- [Exercise directions] All records below must be retyped exactly.

[START Records supplied]

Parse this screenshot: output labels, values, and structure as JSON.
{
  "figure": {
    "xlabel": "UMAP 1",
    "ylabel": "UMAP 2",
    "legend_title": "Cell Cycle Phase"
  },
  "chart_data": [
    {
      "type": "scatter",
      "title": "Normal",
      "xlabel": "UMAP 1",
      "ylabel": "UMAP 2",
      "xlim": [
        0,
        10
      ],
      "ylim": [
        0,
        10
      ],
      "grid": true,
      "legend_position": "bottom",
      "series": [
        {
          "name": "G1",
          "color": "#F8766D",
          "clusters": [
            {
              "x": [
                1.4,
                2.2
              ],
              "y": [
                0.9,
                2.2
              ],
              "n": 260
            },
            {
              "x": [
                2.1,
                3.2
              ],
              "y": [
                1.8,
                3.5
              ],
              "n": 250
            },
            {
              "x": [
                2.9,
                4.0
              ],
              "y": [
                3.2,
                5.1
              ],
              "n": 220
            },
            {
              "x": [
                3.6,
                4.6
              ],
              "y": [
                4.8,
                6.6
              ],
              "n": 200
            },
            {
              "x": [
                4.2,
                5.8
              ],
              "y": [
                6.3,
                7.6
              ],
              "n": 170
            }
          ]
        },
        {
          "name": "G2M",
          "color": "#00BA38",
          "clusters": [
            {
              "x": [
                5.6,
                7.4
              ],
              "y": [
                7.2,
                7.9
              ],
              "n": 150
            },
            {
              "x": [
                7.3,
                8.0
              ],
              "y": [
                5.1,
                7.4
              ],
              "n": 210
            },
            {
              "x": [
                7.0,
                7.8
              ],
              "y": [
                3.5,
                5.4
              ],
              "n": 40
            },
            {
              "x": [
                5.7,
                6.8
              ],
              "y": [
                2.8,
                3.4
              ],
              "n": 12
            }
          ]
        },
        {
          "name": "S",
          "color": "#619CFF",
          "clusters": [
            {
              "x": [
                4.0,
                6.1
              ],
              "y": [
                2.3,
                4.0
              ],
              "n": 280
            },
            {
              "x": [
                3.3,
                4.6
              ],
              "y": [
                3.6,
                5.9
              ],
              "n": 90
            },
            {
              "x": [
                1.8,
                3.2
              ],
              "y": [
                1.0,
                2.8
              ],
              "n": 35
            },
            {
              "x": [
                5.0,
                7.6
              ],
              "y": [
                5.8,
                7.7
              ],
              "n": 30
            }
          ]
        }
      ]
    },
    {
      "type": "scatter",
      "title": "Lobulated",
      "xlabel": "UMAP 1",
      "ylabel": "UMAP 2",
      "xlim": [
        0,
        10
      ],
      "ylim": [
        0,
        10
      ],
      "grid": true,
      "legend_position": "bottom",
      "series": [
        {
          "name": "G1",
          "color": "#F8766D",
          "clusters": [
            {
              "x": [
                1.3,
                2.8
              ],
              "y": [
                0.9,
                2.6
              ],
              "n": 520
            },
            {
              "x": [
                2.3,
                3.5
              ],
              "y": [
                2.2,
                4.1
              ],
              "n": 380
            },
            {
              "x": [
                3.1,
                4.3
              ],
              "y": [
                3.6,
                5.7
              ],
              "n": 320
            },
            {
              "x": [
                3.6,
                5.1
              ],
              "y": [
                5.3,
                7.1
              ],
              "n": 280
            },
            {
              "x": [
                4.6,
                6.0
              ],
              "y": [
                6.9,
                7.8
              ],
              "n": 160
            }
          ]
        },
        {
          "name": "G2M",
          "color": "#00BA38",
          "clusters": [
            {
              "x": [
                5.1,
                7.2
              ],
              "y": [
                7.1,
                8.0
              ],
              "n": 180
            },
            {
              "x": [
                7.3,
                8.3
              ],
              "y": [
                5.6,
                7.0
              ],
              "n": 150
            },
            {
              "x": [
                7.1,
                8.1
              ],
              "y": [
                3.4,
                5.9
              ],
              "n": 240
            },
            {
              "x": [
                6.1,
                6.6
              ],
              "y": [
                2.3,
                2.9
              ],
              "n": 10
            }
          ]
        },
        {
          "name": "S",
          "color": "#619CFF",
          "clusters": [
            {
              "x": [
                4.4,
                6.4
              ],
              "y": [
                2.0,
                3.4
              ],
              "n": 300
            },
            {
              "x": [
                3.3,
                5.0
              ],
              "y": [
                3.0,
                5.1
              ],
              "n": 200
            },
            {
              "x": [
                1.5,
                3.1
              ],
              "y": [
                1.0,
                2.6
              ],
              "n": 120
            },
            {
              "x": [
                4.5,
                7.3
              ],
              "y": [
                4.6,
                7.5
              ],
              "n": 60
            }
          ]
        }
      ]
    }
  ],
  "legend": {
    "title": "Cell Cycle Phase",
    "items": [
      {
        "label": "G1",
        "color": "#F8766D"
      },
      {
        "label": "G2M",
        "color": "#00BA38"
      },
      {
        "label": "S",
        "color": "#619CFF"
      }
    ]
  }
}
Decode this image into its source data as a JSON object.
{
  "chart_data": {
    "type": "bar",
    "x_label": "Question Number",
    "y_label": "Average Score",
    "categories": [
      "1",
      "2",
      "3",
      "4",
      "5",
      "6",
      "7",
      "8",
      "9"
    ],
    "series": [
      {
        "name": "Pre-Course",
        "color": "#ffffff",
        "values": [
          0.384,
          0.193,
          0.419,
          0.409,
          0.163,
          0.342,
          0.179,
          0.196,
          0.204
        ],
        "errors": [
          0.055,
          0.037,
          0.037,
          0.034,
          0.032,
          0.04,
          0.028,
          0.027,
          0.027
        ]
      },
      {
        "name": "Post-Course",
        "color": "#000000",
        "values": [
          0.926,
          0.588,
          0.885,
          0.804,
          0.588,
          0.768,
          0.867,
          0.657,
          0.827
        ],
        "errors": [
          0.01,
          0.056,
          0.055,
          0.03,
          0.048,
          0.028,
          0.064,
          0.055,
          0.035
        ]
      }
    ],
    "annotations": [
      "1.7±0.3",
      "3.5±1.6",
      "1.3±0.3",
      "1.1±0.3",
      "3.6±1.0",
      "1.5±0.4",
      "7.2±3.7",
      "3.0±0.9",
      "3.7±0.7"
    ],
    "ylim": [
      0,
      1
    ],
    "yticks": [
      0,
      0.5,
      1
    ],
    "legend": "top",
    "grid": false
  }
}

[END Records supplied]

- [Task response]
Parse this screenshot: output labels, values, and structure as JSON.
{
  "figure": {
    "xlabel": "UMAP 1",
    "ylabel": "UMAP 2",
    "legend_title": "Cell Cycle Phase"
  },
  "chart_data": [
    {
      "type": "scatter",
      "title": "Normal",
      "xlabel": "UMAP 1",
      "ylabel": "UMAP 2",
      "xlim": [
        0,
        10
      ],
      "ylim": [
        0,
        10
      ],
      "grid": true,
      "legend_position": "bottom",
      "series": [
        {
          "name": "G1",
          "color": "#F8766D",
          "clusters": [
            {
              "x": [
                1.4,
                2.2
              ],
              "y": [
                0.9,
                2.2
              ],
              "n": 260
            },
            {
              "x": [
                2.1,
                3.2
              ],
              "y": [
                1.8,
                3.5
              ],
              "n": 250
            },
            {
              "x": [
                2.9,
                4.0
              ],
              "y": [
                3.2,
                5.1
              ],
              "n": 220
            },
            {
              "x": [
                3.6,
                4.6
              ],
              "y": [
                4.8,
                6.6
              ],
              "n": 200
            },
            {
              "x": [
                4.2,
                5.8
              ],
              "y": [
                6.3,
                7.6
              ],
              "n": 170
            }
          ]
        },
        {
          "name": "G2M",
          "color": "#00BA38",
          "clusters": [
            {
              "x": [
                5.6,
                7.4
              ],
              "y": [
                7.2,
                7.9
              ],
              "n": 150
            },
            {
              "x": [
                7.3,
                8.0
              ],
              "y": [
                5.1,
                7.4
              ],
              "n": 210
            },
            {
              "x": [
                7.0,
                7.8
              ],
              "y": [
                3.5,
                5.4
              ],
              "n": 40
            },
            {
              "x": [
                5.7,
                6.8
              ],
              "y": [
                2.8,
                3.4
              ],
              "n": 12
            }
          ]
        },
        {
          "name": "S",
          "color": "#619CFF",
          "clusters": [
            {
              "x": [
                4.0,
                6.1
              ],
              "y": [
                2.3,
                4.0
              ],
              "n": 280
            },
            {
              "x": [
                3.3,
                4.6
              ],
              "y": [
                3.6,
                5.9
              ],
              "n": 90
            },
            {
              "x": [
                1.8,
                3.2
              ],
              "y": [
                1.0,
                2.8
              ],
              "n": 35
            },
            {
              "x": [
                5.0,
                7.6
              ],
              "y": [
                5.8,
                7.7
              ],
              "n": 30
            }
          ]
        }
      ]
    },
    {
      "type": "scatter",
      "title": "Lobulated",
      "xlabel": "UMAP 1",
      "ylabel": "UMAP 2",
      "xlim": [
        0,
        10
      ],
      "ylim": [
        0,
        10
      ],
      "grid": true,
      "legend_position": "bottom",
      "series": [
        {
          "name": "G1",
          "color": "#F8766D",
          "clusters": [
            {
              "x": [
                1.3,
                2.8
              ],
              "y": [
                0.9,
                2.6
              ],
              "n": 520
            },
            {
              "x": [
                2.3,
                3.5
              ],
              "y": [
                2.2,
                4.1
              ],
              "n": 380
            },
            {
              "x": [
                3.1,
                4.3
              ],
              "y": [
                3.6,
                5.7
              ],
              "n": 320
            },
            {
              "x": [
                3.6,
                5.1
              ],
              "y": [
                5.3,
                7.1
              ],
              "n": 280
            },
            {
              "x": [
                4.6,
                6.0
              ],
              "y": [
                6.9,
                7.8
              ],
              "n": 160
            }
          ]
        },
        {
          "name": "G2M",
          "color": "#00BA38",
          "clusters": [
            {
              "x": [
                5.1,
                7.2
              ],
              "y": [
                7.1,
                8.0
              ],
              "n": 180
            },
            {
              "x": [
                7.3,
                8.3
              ],
              "y": [
                5.6,
                7.0
              ],
              "n": 150
            },
            {
              "x": [
                7.1,
                8.1
              ],
              "y": [
                3.4,
                5.9
              ],
              "n": 240
            },
            {
              "x": [
                6.1,
                6.6
              ],
              "y": [
                2.3,
                2.9
              ],
              "n": 10
            }
          ]
        },
        {
          "name": "S",
          "color": "#619CFF",
          "clusters": [
            {
              "x": [
                4.4,
                6.4
              ],
              "y": [
                2.0,
                3.4
              ],
              "n": 300
            },
            {
              "x": [
                3.3,
                5.0
              ],
              "y": [
                3.0,
                5.1
              ],
              "n": 200
            },
            {
              "x": [
                1.5,
                3.1
              ],
              "y": [
                1.0,
                2.6
              ],
              "n": 120
            },
            {
              "x": [
                4.5,
                7.3
              ],
              "y": [
                4.6,
                7.5
              ],
              "n": 60
            }
          ]
        }
      ]
    }
  ],
  "legend": {
    "title": "Cell Cycle Phase",
    "items": [
      {
        "label": "G1",
        "color": "#F8766D"
      },
      {
        "label": "G2M",
        "color": "#00BA38"
      },
      {
        "label": "S",
        "color": "#619CFF"
      }
    ]
  }
}
Decode this image into its source data as a JSON object.
{
  "chart_data": {
    "type": "bar",
    "x_label": "Question Number",
    "y_label": "Average Score",
    "categories": [
      "1",
      "2",
      "3",
      "4",
      "5",
      "6",
      "7",
      "8",
      "9"
    ],
    "series": [
      {
        "name": "Pre-Course",
        "color": "#ffffff",
        "values": [
          0.384,
          0.193,
          0.419,
          0.409,
          0.163,
          0.342,
          0.179,
          0.196,
          0.204
        ],
        "errors": [
          0.055,
          0.037,
          0.037,
          0.034,
          0.032,
          0.04,
          0.028,
          0.027,
          0.027
        ]
      },
      {
        "name": "Post-Course",
        "color": "#000000",
        "values": [
          0.926,
          0.588,
          0.885,
          0.804,
          0.588,
          0.768,
          0.867,
          0.657,
          0.827
        ],
        "errors": [
          0.01,
          0.056,
          0.055,
          0.03,
          0.048,
          0.028,
          0.064,
          0.055,
          0.035
        ]
      }
    ],
    "annotations": [
      "1.7±0.3",
      "3.5±1.6",
      "1.3±0.3",
      "1.1±0.3",
      "3.6±1.0",
      "1.5±0.4",
      "7.2±3.7",
      "3.0±0.9",
      "3.7±0.7"
    ],
    "ylim": [
      0,
      1
    ],
    "yticks": [
      0,
      0.5,
      1
    ],
    "legend": "top",
    "grid": false
  }
}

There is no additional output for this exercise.